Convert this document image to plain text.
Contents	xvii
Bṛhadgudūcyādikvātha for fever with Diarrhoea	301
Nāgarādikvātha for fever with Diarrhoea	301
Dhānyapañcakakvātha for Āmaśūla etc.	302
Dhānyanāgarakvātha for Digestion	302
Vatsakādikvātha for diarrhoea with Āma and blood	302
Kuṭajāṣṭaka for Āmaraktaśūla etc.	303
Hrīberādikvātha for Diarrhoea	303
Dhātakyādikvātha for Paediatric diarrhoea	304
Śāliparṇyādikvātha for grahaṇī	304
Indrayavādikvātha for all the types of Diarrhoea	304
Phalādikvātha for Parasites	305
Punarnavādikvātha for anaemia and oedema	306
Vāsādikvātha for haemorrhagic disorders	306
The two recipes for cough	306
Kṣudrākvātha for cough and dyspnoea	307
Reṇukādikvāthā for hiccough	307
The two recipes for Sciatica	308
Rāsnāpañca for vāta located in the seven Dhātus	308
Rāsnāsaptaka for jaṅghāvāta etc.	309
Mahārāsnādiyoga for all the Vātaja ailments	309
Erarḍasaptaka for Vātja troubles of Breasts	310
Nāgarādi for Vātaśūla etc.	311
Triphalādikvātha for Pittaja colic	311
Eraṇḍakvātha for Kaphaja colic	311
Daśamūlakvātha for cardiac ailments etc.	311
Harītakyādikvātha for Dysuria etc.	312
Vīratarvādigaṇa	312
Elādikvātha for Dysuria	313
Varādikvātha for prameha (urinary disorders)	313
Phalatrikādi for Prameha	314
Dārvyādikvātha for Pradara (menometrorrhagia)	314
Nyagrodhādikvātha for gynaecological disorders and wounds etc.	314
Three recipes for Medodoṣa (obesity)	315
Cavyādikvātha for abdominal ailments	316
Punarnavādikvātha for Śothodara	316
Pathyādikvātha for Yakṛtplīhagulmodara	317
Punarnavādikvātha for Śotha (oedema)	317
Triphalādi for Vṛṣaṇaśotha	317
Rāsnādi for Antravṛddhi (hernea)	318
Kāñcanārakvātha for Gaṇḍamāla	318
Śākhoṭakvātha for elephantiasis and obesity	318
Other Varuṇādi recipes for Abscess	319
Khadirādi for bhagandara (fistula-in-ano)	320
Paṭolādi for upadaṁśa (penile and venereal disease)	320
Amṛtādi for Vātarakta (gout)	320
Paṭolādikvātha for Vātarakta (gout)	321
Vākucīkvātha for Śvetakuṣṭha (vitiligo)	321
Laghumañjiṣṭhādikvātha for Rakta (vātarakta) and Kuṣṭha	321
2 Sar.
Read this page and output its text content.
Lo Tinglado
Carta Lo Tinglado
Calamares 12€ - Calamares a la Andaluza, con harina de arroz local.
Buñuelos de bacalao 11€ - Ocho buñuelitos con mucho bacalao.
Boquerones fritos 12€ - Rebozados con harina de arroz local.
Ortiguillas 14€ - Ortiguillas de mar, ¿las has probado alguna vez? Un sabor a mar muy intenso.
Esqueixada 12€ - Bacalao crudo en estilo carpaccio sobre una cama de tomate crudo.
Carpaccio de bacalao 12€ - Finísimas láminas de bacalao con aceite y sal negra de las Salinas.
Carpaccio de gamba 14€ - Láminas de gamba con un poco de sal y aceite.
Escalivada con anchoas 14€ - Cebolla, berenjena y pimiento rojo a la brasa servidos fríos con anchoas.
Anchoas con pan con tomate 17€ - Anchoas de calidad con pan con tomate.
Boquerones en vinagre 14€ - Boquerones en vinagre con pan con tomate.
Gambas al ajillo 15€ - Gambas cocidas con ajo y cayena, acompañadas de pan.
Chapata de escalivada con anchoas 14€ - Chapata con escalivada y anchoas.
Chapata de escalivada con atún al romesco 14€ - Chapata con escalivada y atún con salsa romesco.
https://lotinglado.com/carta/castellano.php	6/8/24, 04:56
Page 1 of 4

EXERCISE REQUIREMENTS: Among the lines of the material above, how many include the string "oedema"? Report only that number.

FINAL RESULT: 2